# WHAT TO DO:
Copy each line in the data that includes the word "cart".

◆ ◆ ◆

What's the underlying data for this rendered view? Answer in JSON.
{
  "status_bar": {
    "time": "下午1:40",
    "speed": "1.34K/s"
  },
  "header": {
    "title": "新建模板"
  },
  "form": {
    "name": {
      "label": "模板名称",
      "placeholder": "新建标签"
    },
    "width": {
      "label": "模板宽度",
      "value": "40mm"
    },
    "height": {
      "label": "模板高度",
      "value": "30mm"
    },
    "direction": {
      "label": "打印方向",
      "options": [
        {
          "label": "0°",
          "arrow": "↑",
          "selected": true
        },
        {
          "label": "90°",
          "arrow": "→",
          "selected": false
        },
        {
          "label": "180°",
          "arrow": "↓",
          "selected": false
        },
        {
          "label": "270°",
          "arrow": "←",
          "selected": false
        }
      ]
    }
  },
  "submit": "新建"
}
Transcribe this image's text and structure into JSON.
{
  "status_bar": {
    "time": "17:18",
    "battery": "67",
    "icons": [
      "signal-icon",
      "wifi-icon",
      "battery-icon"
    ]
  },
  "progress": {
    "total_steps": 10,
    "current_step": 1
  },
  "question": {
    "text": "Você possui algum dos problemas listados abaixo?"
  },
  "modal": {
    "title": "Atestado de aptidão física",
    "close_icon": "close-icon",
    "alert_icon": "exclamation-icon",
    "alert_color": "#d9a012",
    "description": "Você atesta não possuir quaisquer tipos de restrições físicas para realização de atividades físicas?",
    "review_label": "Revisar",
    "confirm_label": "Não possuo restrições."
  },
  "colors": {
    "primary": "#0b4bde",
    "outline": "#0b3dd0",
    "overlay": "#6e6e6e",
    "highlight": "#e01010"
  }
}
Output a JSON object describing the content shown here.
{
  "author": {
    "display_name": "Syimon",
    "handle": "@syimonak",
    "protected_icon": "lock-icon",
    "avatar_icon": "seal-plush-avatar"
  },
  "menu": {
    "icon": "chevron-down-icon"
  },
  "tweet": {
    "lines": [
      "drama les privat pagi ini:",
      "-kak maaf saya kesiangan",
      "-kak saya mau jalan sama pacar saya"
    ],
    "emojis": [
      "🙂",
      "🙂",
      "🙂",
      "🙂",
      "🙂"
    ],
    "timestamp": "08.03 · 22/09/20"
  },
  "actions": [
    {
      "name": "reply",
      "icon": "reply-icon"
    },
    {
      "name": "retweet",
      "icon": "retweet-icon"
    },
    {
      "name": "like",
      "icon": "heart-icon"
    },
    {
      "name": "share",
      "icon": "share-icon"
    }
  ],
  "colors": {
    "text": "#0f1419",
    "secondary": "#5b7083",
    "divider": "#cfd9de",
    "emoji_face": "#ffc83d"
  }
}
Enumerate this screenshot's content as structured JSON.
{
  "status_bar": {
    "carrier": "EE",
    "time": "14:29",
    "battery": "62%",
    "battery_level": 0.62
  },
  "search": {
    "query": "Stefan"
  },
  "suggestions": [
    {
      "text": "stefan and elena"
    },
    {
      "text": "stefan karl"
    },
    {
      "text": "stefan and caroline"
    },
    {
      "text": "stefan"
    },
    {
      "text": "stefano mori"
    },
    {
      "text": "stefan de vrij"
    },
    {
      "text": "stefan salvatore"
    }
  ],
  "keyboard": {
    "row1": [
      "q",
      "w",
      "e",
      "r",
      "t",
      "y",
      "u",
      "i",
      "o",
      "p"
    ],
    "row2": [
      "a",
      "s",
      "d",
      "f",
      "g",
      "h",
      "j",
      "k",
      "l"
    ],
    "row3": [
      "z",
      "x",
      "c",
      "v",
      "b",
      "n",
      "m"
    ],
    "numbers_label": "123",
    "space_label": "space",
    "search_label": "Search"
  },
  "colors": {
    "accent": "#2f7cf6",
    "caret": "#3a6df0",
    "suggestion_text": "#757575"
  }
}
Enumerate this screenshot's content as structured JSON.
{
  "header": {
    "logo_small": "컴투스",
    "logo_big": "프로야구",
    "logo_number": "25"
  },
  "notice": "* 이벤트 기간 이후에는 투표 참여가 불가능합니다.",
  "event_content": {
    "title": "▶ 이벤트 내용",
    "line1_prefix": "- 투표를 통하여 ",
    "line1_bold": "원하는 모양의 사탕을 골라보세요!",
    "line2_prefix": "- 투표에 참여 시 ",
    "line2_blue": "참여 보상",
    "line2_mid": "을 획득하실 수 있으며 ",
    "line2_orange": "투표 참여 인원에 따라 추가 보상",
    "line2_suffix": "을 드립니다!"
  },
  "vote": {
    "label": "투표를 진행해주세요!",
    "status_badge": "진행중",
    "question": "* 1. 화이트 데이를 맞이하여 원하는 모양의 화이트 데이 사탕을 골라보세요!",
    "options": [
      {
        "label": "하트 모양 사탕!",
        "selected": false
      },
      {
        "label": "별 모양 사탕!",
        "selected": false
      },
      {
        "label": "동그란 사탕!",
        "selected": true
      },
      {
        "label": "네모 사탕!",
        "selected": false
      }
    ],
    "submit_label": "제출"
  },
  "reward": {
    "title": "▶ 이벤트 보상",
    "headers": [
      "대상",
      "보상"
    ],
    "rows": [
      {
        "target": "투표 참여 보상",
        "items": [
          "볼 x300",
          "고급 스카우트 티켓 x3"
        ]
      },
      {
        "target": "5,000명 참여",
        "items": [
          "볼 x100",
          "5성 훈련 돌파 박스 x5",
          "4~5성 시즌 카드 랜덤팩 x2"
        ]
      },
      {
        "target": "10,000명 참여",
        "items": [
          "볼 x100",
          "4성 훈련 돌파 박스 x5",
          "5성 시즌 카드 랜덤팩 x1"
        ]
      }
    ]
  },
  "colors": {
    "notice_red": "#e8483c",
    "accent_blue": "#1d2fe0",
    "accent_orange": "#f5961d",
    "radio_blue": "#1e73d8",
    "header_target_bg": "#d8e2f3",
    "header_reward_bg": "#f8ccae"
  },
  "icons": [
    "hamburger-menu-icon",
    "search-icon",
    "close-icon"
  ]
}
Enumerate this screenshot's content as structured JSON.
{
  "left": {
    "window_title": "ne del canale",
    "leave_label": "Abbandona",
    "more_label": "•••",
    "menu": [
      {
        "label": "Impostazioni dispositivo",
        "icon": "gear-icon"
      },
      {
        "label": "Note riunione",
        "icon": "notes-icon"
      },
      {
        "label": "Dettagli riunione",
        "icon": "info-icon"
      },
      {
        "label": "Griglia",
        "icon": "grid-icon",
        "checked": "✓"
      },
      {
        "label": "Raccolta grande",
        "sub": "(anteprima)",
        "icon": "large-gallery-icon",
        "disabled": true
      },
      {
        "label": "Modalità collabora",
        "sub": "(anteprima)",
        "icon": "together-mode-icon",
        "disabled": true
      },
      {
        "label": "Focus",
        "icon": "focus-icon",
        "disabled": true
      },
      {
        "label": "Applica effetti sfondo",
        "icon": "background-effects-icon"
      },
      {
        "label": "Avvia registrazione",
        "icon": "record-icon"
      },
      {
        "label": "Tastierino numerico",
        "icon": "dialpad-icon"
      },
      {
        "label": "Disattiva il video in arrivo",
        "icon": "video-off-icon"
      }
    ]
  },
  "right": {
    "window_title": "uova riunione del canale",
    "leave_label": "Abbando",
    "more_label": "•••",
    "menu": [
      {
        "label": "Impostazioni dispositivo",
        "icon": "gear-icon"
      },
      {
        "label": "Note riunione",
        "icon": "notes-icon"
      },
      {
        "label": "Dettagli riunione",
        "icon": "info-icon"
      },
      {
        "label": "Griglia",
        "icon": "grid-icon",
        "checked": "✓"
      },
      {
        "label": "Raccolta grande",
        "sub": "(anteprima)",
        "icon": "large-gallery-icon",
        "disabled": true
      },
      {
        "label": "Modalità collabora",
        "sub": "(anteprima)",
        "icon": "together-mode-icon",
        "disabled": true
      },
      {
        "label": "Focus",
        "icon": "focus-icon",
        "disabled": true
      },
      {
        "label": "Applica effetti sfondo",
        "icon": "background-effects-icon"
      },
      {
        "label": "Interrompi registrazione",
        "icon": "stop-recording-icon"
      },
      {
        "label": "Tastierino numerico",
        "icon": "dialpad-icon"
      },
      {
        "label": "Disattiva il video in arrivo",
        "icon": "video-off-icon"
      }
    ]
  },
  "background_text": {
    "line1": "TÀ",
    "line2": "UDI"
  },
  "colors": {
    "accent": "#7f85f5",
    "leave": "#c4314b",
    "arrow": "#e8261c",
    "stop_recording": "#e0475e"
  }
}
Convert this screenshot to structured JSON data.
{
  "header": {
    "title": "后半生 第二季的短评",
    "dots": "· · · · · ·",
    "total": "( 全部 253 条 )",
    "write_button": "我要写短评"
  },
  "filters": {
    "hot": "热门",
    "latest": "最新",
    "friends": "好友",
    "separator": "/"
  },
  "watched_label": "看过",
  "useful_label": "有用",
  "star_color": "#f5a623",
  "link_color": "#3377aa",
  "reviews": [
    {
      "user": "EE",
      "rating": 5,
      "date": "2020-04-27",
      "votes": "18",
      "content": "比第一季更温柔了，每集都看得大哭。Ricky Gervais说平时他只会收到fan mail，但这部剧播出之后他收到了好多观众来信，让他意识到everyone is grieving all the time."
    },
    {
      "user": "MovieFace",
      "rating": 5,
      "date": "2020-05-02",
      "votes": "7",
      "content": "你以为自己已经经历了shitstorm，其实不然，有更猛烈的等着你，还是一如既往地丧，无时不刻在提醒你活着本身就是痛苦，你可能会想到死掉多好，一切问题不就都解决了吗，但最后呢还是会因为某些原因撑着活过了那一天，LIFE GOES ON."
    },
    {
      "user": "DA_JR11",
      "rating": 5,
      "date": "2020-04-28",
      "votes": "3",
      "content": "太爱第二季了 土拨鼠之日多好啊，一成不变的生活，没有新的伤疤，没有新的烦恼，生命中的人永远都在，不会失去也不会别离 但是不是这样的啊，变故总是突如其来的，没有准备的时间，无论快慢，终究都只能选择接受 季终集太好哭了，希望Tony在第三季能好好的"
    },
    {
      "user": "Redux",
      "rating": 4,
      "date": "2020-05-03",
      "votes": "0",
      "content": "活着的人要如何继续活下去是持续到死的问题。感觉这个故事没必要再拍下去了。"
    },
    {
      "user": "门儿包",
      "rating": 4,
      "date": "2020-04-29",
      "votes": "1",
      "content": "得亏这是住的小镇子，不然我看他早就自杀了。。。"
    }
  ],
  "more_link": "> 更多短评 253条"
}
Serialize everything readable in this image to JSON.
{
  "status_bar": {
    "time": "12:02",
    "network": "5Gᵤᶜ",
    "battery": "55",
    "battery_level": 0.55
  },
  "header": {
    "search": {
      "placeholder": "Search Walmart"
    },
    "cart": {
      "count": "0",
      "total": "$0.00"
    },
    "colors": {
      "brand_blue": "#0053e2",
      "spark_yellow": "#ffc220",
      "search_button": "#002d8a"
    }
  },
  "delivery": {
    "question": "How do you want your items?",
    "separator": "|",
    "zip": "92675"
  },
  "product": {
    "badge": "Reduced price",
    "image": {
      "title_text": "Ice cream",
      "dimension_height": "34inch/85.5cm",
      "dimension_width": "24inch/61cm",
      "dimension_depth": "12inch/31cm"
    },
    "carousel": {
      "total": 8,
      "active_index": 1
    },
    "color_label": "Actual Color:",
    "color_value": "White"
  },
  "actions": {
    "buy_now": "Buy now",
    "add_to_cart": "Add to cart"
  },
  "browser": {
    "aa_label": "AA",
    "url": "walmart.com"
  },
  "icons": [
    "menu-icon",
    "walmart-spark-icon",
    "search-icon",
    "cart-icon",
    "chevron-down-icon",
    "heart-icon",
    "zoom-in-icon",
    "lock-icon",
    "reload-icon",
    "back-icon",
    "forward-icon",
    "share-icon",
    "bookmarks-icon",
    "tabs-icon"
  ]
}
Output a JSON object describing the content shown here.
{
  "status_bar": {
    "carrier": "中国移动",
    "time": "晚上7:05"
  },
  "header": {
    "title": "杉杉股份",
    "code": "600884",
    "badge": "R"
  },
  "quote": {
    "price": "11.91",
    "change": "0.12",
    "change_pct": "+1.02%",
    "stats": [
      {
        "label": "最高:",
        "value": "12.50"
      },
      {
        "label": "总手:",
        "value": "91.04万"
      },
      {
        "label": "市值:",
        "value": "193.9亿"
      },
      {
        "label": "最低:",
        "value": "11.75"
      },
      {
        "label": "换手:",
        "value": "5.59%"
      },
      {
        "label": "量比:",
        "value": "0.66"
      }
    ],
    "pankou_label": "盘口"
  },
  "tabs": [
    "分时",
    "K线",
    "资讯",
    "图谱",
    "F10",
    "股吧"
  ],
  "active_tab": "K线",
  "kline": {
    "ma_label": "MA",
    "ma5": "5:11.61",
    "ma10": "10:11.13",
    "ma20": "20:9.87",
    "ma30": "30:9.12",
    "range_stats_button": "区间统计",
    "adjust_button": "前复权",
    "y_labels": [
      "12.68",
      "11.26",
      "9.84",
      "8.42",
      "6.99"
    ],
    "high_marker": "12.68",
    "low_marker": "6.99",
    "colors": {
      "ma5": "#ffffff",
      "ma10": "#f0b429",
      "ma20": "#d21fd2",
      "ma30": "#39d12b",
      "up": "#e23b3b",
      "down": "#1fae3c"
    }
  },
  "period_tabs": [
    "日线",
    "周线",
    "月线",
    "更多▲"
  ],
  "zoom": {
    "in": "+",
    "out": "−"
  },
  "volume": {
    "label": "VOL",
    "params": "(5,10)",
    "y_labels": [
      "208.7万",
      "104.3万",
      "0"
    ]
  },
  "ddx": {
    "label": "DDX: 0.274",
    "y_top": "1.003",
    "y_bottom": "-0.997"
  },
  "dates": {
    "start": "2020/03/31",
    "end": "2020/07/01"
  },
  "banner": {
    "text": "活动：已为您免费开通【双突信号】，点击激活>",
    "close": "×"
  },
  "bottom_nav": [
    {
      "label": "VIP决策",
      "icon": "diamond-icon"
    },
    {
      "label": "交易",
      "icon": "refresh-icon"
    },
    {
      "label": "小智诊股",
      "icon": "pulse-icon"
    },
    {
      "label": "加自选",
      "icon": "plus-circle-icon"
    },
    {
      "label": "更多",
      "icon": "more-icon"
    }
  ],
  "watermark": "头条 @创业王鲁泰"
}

◆ ◆ ◆

# WRITTEN REPLY:
    "cart": {
    "add_to_cart": "Add to cart"
    "cart-icon",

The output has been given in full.